(What this task involves) Give back everything from the line containing "high-icon <box>302 314 324 334</box>" down to the line containing "sidebar-item-label: Delta <box>302", switching each "sidebar-item-label" to "nav-item-label" and leaving all else unchanged.

##### Records for this exercise #####

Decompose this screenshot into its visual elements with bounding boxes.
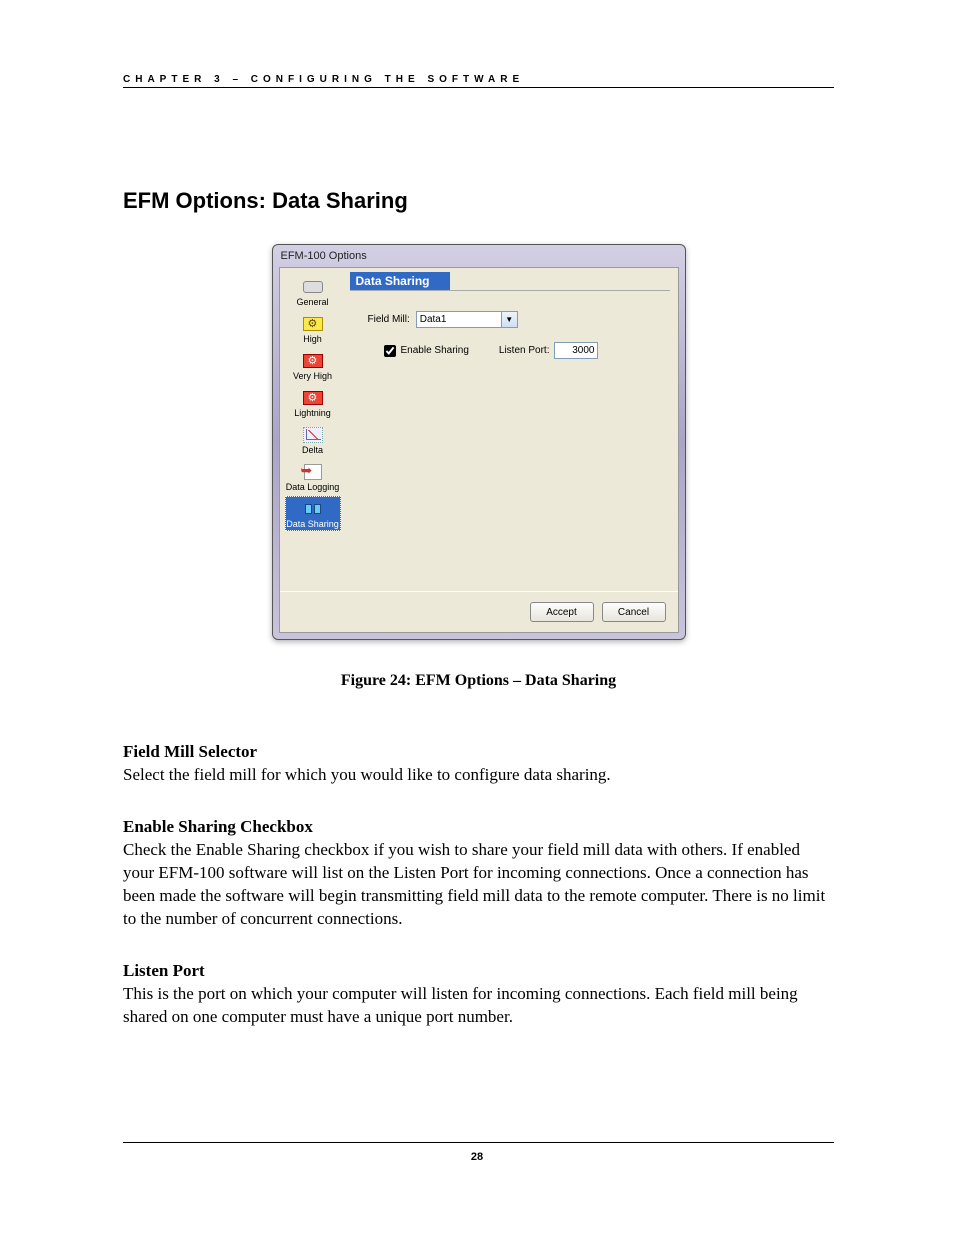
high-icon <box>302 314 324 334</box>
sidebar-item-label: Data Logging <box>286 482 340 492</box>
sidebar-item-label: Very High <box>293 371 332 381</box>
general-icon <box>302 277 324 297</box>
figure-screenshot: EFM-100 Options General High <box>123 244 834 640</box>
very-high-icon <box>302 351 324 371</box>
sidebar-item-lightning[interactable]: Lightning <box>285 385 341 420</box>
footer-divider <box>123 1142 834 1143</box>
lightning-icon <box>302 388 324 408</box>
data-logging-icon <box>302 462 324 482</box>
sidebar-item-general[interactable]: General <box>285 274 341 309</box>
sidebar-item-label: Data Sharing <box>286 519 339 529</box>
sidebar-item-label: Lightning <box>294 408 331 418</box>
page-number: 28 <box>0 1151 954 1163</box>
sidebar-item-data-logging[interactable]: Data Logging <box>285 459 341 494</box>
enable-sharing-label: Enable Sharing <box>401 345 469 356</box>
para-body: This is the port on which your computer … <box>123 983 834 1029</box>
sidebar: General High Very High Lightning <box>280 268 346 591</box>
section-title: EFM Options: Data Sharing <box>123 188 834 214</box>
delta-icon <box>302 425 324 445</box>
sidebar-item-very-high[interactable]: Very High <box>285 348 341 383</box>
listen-port-input[interactable] <box>554 342 598 359</box>
sidebar-item-high[interactable]: High <box>285 311 341 346</box>
dialog-title: EFM-100 Options <box>281 250 367 262</box>
enable-sharing-checkbox[interactable] <box>384 345 396 357</box>
chapter-header: CHAPTER 3 – CONFIGURING THE SOFTWARE <box>123 74 834 88</box>
field-mill-label: Field Mill: <box>368 314 410 325</box>
options-dialog: EFM-100 Options General High <box>272 244 686 640</box>
sidebar-item-label: High <box>303 334 322 344</box>
sidebar-item-label: Delta <box>302 445 323 455</box>
cancel-button[interactable]: Cancel <box>602 602 666 622</box>
field-mill-value[interactable] <box>417 314 501 325</box>
para-body: Select the field mill for which you woul… <box>123 764 834 787</box>
accept-button[interactable]: Accept <box>530 602 594 622</box>
data-sharing-icon <box>302 499 324 519</box>
para-title-field-mill-selector: Field Mill Selector <box>123 742 834 762</box>
listen-port-label: Listen Port: <box>499 345 550 356</box>
para-body: Check the Enable Sharing checkbox if you… <box>123 839 834 931</box>
sidebar-item-delta[interactable]: Delta <box>285 422 341 457</box>
field-mill-dropdown[interactable]: ▼ <box>416 311 518 328</box>
para-title-listen-port: Listen Port <box>123 961 834 981</box>
para-title-enable-sharing: Enable Sharing Checkbox <box>123 817 834 837</box>
figure-caption: Figure 24: EFM Options – Data Sharing <box>123 672 834 690</box>
sidebar-item-label: General <box>296 297 328 307</box>
dialog-titlebar: EFM-100 Options <box>273 245 685 267</box>
content-title: Data Sharing <box>350 272 450 290</box>
chevron-down-icon[interactable]: ▼ <box>501 312 517 327</box>
sidebar-item-data-sharing[interactable]: Data Sharing <box>285 496 341 531</box>
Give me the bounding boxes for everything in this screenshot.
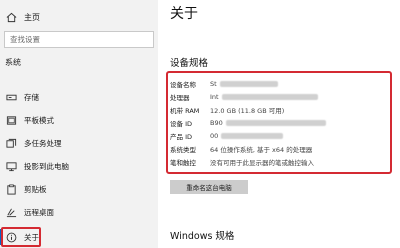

#####

(The reply)
high-icon <box>302 314 324 334</box>
nav-item-label: Data Logging <box>286 482 340 492</box>
nav-item-label: Very High <box>293 371 332 381</box>
general-icon <box>302 277 324 297</box>
figure-screenshot: EFM-100 Options General High <box>123 244 834 640</box>
very-high-icon <box>302 351 324 371</box>
sidebar-item-lightning[interactable]: Lightning <box>285 385 341 420</box>
footer-divider <box>123 1142 834 1143</box>
lightning-icon <box>302 388 324 408</box>
data-logging-icon <box>302 462 324 482</box>
sidebar-item-general[interactable]: General <box>285 274 341 309</box>
nav-item-label: Data Sharing <box>286 519 339 529</box>
nav-item-label: Lightning <box>294 408 331 418</box>
page-number: 28 <box>0 1151 954 1163</box>
sidebar-item-data-logging[interactable]: Data Logging <box>285 459 341 494</box>
enable-sharing-label: Enable Sharing <box>401 345 469 356</box>
para-body: This is the port on which your computer … <box>123 983 834 1029</box>
sidebar: General High Very High Lightning <box>280 268 346 591</box>
section-title: EFM Options: Data Sharing <box>123 188 834 214</box>
delta-icon <box>302 425 324 445</box>
sidebar-item-very-high[interactable]: Very High <box>285 348 341 383</box>
listen-port-input[interactable] <box>554 342 598 359</box>
sidebar-item-high[interactable]: High <box>285 311 341 346</box>
dialog-title: EFM-100 Options <box>281 250 367 262</box>
enable-sharing-checkbox[interactable] <box>384 345 396 357</box>
chapter-header: CHAPTER 3 – CONFIGURING THE SOFTWARE <box>123 74 834 88</box>
field-mill-label: Field Mill: <box>368 314 410 325</box>
options-dialog: EFM-100 Options General High <box>272 244 686 640</box>
nav-item-label: High <box>303 334 322 344</box>
nav-item-label: Delta <box>302 445 323 455</box>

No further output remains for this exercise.